→ **PROBLEM SET**
**1.** Using the passage on on-demand system information, explain in one to three sentences what prompts the UE 100 to send an On-demand SI Request for SIB20.
**2.** According to the passage on on-demand system information, what is the minimum granularity of a request when MSG1 is used?
**3.** Please write the next part of the passage on on-demand system information, starting after its final sentence.

-- Begin READING TEXT --

The other SI includes all SIBs that are not broadcast in the minimum SI. These SIBs are broadcast periodically or broadcast on demand in response to a request from the UE 100 in the RRC idle state, the RRC inactive state, or the RRC connected state. Note that the other SI may be transmitted to the UE in the RRC connected state by using a dedicated method on the DL-SCH. Other SI includes SIB20.
Scheduling information (SI Scheduling Info) in SIB1 indicates whether other SI is being broadcast. When SIB1 indicates that SIB20 has not been broadcast, the UE 100 that wishes to obtain SIB20 transmits an On-demand SI Request for requesting transmission of SIB20 to the gNB 200 (step S2).
Here, for the UE 100 in the RRC idle state and the RRC inactive state, other SI requests (On-demand SI Request) trigger a random access procedure. In this case, MSG1 (i.e., random access preamble) is used to indicate the requested other SI. When MSG1 is used, the minimum granularity of the request is one SI message (i.e., a set of SIBs) and one RACH preamble and/or PRACH resource can be used to request multiple SI messages.

-- End READING TEXT --
-- Begin GIVEN INFORMATION --

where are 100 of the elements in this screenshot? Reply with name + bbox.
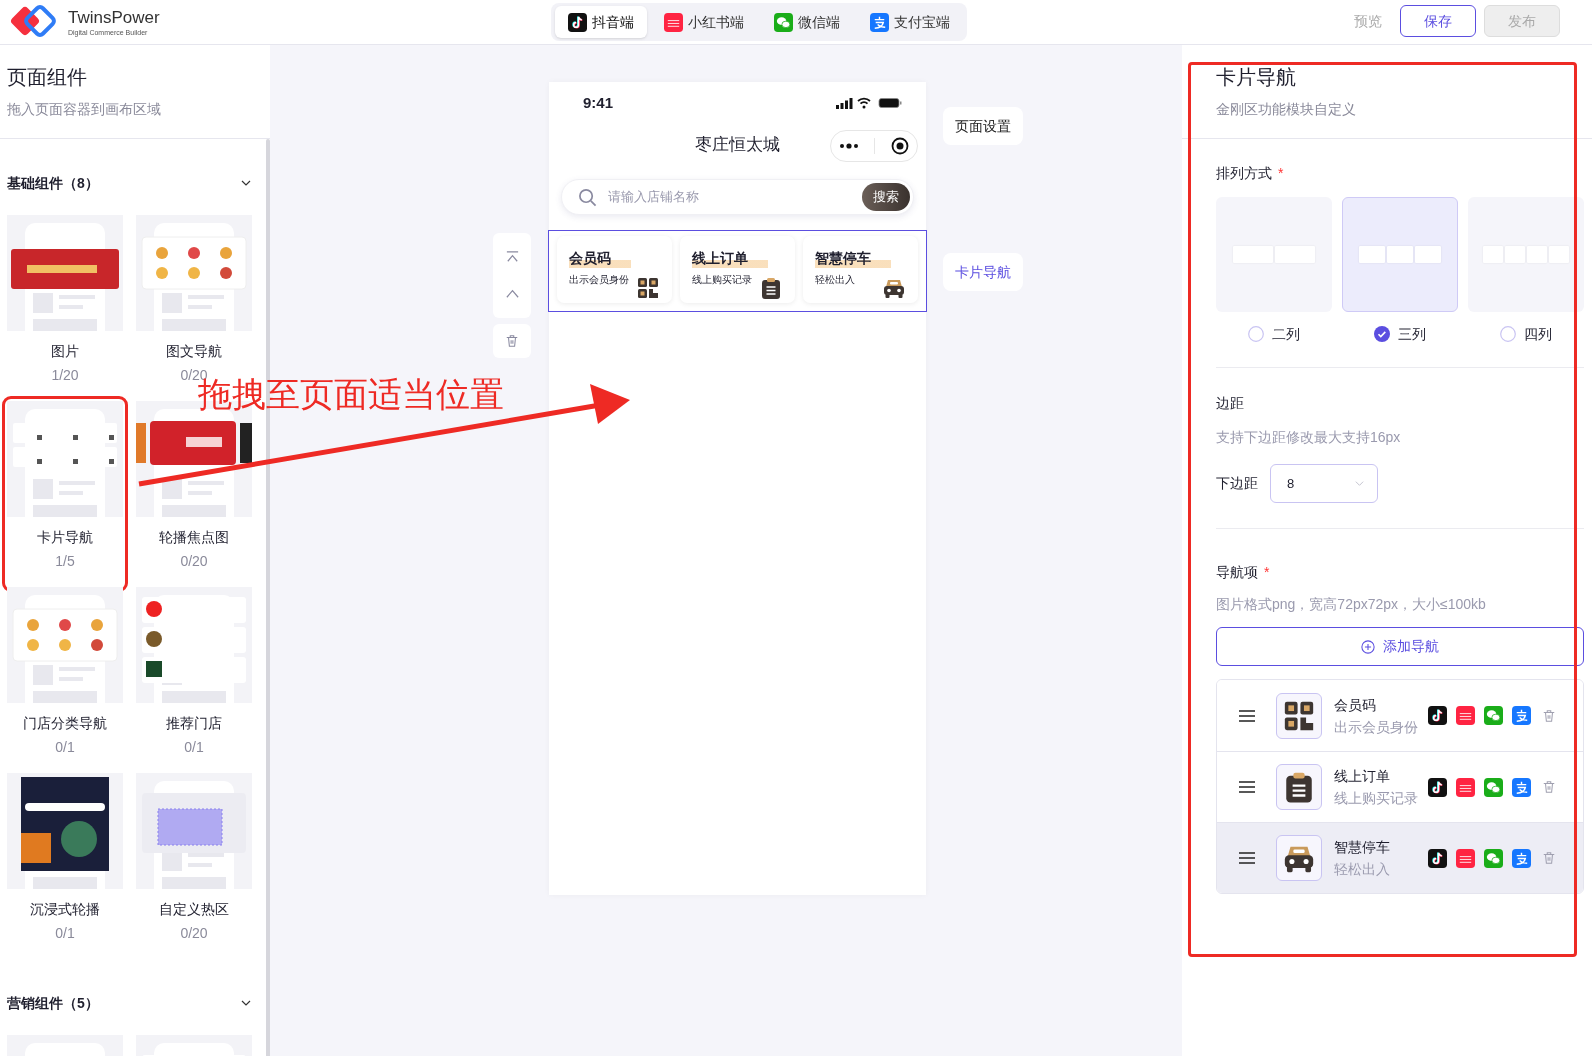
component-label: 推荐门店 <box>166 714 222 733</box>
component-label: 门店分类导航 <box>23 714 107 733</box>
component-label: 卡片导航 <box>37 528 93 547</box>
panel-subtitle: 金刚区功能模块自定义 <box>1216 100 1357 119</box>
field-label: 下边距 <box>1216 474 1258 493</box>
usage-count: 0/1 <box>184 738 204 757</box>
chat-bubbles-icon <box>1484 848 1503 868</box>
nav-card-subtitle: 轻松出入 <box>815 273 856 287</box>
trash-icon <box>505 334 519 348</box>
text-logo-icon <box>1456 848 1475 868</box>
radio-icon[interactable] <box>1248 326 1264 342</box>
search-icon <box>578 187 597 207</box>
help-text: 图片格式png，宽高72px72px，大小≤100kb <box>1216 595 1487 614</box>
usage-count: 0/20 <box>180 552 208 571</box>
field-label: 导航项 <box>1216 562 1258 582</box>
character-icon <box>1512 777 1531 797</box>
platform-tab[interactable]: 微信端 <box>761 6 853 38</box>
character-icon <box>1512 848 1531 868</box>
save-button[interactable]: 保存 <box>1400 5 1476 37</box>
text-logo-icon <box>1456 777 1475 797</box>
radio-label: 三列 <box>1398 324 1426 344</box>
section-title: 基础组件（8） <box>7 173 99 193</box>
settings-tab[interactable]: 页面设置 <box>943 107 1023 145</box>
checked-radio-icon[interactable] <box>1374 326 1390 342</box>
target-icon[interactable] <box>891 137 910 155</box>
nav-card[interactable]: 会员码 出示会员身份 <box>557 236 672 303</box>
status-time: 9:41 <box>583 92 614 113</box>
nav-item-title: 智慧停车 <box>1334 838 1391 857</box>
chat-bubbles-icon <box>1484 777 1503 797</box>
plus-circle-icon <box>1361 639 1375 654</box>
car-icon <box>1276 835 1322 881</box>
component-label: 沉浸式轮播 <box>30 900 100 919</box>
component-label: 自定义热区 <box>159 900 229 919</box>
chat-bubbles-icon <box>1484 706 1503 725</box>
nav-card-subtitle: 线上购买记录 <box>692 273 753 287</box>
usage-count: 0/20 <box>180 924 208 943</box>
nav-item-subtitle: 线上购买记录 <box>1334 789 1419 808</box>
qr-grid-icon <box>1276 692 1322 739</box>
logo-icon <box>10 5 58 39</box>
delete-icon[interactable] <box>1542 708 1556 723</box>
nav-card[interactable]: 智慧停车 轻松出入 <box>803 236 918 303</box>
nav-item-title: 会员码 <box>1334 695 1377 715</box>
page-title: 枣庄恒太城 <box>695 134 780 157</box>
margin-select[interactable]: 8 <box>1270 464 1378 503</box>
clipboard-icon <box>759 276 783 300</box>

-- End GIVEN INFORMATION --

→ **RESULTS OF THE EXERCISE**
**1.** The scheduling information in SIB1 shows whether other SI is being broadcast. If SIB1 indicates that SIB20 has not been broadcast and the UE 100 wishes to obtain SIB20, it sends an On-demand SI Request asking the gNB 200 to transmit SIB20.

**2.** One SI message, which is a set of SIBs.

**3.**
Note that, when the UE 100 of the RRC connected state is configured by a network, a request for other SI can be transmitted to the network by using a dedicated method (to be specific, by using dedicated signalling via the UL-DCCH). The gNB 200 responds with an RRC Reconfiguration message including the requested SIB. The network determines which requested SIB is to be delivered, either exclusively or by broadcasting.
In step S3, the UE 100 receives SIB20 from the gNB 200 and obtains the configuration information of the MCCH included in SIB20.
In step S4, the UE 100 receives the MCCH from the gNB 200 according to SIB20 of step S3, and obtains the MBS broadcast control information carried on the MCCH.
In step S5, the UE 100 receives the MTCH from the gNB 200 according to the MCCH of step S4, and obtains the MBS broadcast data carried on the MTCH.
The UE 100 (first user equipment) existing in the cell a receives MBS broadcast of the cell a. The UE 100 is assumed to be moving in the direction of the cell b and want to continue receiving the MBS broadcast even in the cell b. In this case, the UE 100 obtains SIB20 from the cell b when switching from the cell a to the cell b (cell reselection or handover), receives the MCCH from the cell b based on corresponding SIB20, and then becomes able to receive the MTCH. For this reason, a problem that the movement of the UE 100 causes MBS reception interruption (service interruption) arises.
Other SI (Other SI) may include SIB20 and the cell b may not broadcast SIB20. When the cell b is not broadcasting SIB20, the UE 100 needs to request SIB20 with an On-demand SI Request (i.e., PRACH or dedicated signaling), which further extends the service interruption time.
The embodiment enables the UE 100 to obtain SIB20 and/or the MCCH (hereinafter also referred to as “SIB20/MCCH”) of the cell b at an earlier stage to reduce the service interruption time.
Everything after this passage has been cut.